- DO THIS
Each line that holds the word "many" should be returned.

***

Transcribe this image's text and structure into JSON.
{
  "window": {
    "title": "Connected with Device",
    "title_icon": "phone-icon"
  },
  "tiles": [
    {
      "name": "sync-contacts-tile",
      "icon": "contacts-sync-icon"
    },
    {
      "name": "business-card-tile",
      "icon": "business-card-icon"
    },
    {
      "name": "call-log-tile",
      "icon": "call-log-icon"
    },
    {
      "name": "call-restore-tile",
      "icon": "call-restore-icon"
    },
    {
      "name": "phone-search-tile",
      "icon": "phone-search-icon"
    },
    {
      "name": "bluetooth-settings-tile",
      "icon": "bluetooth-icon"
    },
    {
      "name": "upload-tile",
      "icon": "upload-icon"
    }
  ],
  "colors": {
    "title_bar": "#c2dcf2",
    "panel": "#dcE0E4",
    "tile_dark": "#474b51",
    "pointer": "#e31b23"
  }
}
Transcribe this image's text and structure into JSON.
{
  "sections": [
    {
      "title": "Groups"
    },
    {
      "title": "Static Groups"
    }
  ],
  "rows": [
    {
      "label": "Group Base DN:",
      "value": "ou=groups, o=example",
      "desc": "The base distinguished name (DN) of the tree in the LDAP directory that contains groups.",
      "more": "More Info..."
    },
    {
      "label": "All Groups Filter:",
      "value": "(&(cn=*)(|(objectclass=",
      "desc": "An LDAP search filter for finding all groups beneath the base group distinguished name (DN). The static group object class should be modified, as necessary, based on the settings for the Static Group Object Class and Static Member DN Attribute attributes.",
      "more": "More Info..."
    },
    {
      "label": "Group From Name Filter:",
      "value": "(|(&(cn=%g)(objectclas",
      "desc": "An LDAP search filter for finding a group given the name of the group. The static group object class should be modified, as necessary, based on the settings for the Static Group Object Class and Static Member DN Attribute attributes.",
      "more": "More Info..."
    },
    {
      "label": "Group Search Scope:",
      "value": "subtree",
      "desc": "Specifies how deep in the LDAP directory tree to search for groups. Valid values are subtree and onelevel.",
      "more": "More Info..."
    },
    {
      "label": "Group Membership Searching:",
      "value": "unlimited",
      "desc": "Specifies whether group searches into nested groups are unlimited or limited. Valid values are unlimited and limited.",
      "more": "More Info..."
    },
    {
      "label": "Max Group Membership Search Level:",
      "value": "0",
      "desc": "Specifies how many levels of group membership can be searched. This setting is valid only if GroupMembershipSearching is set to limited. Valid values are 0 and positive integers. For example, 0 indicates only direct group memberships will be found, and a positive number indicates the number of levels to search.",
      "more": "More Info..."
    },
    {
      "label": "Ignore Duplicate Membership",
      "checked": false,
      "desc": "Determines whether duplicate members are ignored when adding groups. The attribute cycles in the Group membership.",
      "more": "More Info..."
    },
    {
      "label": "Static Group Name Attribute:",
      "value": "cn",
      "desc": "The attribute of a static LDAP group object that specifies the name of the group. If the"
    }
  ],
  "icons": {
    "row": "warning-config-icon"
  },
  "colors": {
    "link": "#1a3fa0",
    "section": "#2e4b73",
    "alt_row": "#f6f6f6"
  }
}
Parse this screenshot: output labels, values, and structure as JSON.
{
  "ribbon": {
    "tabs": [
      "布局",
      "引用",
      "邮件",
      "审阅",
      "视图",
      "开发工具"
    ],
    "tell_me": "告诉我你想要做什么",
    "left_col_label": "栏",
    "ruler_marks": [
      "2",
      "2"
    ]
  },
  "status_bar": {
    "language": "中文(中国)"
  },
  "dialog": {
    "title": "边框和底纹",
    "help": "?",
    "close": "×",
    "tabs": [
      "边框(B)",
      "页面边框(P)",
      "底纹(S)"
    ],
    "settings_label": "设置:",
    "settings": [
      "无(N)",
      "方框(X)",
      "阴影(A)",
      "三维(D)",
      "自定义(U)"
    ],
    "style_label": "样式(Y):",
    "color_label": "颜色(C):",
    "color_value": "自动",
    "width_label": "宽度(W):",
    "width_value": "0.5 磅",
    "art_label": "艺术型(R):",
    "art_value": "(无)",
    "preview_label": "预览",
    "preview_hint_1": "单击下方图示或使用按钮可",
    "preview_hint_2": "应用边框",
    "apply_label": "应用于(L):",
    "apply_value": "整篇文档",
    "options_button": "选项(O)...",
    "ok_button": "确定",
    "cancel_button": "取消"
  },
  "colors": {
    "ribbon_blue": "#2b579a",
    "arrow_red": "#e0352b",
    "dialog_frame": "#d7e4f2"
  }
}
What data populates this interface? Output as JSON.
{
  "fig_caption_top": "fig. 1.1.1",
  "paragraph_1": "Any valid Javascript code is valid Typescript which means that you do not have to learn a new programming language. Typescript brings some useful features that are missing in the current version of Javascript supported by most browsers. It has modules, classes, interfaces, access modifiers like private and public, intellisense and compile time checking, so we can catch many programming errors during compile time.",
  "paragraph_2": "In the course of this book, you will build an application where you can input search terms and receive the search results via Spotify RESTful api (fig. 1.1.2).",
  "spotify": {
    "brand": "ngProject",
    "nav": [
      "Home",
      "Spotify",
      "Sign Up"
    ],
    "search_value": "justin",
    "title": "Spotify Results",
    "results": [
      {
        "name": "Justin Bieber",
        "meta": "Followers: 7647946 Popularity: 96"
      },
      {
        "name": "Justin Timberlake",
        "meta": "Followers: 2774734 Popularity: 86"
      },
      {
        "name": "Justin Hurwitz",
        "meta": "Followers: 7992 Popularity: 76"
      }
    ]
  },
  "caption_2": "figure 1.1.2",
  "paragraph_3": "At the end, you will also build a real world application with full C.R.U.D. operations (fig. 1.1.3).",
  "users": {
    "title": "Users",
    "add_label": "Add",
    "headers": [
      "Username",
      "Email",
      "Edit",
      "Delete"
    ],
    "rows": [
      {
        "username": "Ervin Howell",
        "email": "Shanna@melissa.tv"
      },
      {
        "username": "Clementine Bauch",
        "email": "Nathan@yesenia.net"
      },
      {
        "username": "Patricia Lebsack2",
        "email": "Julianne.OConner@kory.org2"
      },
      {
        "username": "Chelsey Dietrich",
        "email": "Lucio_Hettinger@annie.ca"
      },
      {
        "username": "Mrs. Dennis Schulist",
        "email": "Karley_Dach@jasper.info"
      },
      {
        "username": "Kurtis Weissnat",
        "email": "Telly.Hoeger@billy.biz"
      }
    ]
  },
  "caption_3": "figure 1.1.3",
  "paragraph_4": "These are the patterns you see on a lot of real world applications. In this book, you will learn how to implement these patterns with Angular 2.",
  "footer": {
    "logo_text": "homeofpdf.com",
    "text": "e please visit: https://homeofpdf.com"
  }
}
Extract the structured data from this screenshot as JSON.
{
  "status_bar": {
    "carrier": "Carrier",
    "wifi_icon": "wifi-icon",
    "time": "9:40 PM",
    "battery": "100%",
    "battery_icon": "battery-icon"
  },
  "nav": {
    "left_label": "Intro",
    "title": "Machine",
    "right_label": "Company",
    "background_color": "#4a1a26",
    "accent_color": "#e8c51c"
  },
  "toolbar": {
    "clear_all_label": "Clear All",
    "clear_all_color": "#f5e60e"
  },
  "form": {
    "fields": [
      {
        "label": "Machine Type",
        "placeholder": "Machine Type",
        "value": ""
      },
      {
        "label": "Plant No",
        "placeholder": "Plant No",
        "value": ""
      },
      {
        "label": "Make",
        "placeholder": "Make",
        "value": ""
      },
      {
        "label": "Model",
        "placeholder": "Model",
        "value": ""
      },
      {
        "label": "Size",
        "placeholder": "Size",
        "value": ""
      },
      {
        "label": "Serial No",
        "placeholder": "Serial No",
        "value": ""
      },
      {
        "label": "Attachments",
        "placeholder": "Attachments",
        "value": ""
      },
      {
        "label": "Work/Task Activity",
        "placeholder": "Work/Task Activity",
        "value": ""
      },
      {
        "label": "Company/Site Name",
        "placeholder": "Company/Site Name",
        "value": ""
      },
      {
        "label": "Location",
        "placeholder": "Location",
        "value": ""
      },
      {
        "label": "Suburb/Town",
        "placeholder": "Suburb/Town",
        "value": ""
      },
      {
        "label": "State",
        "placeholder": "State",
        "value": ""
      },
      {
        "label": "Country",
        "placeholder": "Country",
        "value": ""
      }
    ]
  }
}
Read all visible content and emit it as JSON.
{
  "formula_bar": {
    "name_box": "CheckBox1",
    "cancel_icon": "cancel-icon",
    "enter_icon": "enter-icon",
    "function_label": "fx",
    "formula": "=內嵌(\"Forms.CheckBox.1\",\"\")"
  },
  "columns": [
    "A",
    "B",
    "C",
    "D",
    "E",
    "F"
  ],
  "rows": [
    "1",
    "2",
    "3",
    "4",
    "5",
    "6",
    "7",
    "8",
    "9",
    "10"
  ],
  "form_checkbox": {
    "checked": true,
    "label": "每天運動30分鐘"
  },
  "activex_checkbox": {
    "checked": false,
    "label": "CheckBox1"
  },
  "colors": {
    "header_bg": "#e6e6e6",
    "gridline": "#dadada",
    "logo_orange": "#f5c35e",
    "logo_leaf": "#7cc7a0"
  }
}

***

- THE COMPLETED TASK
      "desc": "Specifies how many levels of group membership can be searched. This setting is valid only if GroupMembershipSearching is set to limited. Valid values are 0 and positive integers. For example, 0 indicates only direct group memberships will be found, and a positive number indicates the number of levels to search.",
  "paragraph_1": "Any valid Javascript code is valid Typescript which means that you do not have to learn a new programming language. Typescript brings some useful features that are missing in the current version of Javascript supported by most browsers. It has modules, classes, interfaces, access modifiers like private and public, intellisense and compile time checking, so we can catch many programming errors during compile time.",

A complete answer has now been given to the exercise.